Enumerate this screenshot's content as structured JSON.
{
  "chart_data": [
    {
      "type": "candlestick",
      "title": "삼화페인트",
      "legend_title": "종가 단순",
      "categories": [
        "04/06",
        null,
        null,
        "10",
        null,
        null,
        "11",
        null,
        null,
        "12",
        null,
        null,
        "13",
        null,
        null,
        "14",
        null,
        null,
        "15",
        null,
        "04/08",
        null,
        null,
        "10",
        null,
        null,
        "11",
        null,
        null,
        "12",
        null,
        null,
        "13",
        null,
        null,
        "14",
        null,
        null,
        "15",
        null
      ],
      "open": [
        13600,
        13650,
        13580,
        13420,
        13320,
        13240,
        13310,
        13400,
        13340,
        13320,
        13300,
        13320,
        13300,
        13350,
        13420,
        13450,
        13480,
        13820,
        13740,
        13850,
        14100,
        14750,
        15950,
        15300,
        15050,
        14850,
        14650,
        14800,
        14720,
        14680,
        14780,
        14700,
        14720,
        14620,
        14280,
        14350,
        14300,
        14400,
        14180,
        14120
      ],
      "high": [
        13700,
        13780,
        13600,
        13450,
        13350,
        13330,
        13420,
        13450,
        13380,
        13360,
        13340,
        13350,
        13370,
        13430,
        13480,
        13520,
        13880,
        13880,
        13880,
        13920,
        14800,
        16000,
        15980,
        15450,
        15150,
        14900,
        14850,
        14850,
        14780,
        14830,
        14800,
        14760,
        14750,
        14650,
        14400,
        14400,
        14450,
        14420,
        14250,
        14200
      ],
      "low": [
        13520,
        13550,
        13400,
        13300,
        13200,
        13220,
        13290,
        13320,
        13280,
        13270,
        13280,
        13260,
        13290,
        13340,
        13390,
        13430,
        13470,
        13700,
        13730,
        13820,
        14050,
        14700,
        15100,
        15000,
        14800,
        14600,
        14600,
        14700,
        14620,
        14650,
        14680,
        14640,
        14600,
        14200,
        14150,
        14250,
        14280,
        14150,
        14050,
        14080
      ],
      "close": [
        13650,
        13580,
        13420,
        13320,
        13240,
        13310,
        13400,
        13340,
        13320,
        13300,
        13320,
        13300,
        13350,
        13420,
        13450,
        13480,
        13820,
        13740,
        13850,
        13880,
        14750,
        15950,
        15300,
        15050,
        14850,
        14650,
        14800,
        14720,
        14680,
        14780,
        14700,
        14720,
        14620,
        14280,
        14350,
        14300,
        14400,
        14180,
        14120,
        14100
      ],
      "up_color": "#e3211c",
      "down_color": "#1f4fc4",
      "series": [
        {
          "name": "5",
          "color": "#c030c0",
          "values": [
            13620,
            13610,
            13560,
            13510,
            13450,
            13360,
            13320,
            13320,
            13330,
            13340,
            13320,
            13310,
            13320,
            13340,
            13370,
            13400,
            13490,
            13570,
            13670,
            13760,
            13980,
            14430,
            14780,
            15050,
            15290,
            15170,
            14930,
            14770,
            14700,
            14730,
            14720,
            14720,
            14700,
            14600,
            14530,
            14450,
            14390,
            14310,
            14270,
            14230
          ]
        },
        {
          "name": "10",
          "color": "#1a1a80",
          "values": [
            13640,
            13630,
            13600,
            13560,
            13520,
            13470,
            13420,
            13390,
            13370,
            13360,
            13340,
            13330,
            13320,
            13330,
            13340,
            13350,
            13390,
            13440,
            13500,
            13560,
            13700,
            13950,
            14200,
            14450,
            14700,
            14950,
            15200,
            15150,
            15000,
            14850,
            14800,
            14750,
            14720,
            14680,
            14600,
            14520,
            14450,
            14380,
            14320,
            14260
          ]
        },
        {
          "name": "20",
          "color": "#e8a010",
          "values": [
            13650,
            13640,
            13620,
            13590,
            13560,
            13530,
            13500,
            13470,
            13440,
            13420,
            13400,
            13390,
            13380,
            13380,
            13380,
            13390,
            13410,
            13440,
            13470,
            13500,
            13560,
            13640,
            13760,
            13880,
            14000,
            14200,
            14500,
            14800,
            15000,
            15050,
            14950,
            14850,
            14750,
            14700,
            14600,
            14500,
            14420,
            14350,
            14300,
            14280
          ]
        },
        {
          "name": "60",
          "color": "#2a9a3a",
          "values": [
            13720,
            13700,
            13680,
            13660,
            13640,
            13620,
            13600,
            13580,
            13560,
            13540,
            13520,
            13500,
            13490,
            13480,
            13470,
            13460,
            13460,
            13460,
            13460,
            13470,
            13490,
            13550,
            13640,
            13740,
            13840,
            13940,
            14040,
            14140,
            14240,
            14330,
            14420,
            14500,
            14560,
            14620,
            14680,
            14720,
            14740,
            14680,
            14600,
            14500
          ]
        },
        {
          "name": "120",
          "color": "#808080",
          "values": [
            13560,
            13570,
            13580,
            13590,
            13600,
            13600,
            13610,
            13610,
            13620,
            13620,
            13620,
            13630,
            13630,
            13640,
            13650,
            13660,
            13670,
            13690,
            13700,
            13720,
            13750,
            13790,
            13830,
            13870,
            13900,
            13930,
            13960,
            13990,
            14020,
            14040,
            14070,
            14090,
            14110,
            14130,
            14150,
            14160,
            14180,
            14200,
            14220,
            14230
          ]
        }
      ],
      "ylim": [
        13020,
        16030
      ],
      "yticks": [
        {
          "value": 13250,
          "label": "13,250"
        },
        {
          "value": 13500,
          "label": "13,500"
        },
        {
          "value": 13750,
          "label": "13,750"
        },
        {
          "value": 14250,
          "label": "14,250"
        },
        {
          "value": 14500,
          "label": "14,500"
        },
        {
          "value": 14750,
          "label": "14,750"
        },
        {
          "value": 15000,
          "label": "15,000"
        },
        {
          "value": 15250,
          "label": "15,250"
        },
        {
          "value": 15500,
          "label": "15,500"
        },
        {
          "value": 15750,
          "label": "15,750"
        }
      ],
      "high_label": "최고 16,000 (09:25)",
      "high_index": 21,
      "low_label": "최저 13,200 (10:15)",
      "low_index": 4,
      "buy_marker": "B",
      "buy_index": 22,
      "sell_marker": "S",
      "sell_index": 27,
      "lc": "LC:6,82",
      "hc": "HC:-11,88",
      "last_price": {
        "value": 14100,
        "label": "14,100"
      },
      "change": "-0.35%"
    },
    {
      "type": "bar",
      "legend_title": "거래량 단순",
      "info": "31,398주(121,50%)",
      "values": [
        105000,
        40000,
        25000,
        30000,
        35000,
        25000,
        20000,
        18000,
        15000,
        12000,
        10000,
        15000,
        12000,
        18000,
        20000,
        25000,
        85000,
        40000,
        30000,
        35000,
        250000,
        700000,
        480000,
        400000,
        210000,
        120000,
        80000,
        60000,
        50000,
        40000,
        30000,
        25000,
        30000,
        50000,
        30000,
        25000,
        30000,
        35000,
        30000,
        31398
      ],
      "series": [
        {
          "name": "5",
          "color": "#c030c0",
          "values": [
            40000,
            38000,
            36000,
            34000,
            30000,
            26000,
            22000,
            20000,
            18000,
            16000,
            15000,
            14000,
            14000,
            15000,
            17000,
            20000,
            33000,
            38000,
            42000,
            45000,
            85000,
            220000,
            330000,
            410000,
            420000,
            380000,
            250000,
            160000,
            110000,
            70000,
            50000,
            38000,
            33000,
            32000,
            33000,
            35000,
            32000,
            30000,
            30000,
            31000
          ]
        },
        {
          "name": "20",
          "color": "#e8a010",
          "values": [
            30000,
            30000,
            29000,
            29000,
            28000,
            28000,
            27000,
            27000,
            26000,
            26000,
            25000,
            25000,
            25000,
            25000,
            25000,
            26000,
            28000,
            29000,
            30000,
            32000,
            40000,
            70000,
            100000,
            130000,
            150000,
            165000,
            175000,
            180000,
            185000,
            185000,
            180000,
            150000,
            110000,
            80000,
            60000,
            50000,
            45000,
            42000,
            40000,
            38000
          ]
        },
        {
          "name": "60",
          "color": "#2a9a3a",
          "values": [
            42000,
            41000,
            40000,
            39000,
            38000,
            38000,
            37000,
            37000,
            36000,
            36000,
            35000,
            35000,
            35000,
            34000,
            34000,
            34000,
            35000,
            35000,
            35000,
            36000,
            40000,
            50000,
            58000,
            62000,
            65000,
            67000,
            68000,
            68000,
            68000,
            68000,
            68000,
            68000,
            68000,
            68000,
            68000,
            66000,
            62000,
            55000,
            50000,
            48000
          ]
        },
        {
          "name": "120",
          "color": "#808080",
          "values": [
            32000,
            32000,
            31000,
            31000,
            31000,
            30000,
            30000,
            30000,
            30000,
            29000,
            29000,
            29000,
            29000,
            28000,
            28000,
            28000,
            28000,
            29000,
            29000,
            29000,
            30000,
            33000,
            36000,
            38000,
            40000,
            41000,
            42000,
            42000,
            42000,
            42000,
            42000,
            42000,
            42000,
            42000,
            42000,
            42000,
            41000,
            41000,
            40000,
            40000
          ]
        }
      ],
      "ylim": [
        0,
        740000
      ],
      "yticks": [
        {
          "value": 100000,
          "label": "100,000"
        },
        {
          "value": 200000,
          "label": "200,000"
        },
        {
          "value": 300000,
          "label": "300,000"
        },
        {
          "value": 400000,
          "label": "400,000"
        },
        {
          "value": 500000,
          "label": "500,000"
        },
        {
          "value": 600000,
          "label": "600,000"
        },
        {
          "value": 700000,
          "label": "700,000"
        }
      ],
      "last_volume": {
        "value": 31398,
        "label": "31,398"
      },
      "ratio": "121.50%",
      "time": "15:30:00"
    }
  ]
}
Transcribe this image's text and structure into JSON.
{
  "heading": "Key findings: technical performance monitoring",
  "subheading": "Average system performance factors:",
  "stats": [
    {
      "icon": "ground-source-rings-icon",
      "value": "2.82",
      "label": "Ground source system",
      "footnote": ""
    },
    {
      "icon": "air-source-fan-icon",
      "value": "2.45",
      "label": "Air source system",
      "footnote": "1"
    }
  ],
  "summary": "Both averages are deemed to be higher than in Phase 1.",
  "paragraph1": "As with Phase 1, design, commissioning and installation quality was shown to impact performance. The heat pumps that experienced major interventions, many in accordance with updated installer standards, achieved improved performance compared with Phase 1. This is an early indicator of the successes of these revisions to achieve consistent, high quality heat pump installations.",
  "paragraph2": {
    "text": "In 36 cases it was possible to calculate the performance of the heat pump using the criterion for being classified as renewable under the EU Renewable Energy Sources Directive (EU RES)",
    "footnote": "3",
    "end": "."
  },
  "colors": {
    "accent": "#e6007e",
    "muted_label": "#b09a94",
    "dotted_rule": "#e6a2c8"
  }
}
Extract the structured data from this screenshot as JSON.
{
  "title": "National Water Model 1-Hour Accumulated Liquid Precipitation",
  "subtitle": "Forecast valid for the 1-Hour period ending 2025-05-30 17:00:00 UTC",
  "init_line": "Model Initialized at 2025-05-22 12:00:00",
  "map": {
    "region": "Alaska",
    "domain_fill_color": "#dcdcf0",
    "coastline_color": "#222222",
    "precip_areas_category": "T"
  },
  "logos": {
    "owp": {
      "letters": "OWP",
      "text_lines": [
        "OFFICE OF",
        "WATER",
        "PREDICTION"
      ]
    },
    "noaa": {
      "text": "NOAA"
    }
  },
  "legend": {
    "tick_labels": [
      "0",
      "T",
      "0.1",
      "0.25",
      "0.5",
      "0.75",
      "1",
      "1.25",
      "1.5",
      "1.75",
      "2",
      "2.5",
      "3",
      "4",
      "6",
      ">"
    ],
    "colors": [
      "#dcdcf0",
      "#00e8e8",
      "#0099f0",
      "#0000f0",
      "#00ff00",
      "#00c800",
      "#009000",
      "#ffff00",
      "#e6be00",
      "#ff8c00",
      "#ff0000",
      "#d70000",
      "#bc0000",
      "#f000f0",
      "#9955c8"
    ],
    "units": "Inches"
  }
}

> [Written request] Say how many lines of the data include the word "pump". Respond with the number alone.

> [Full answer] 2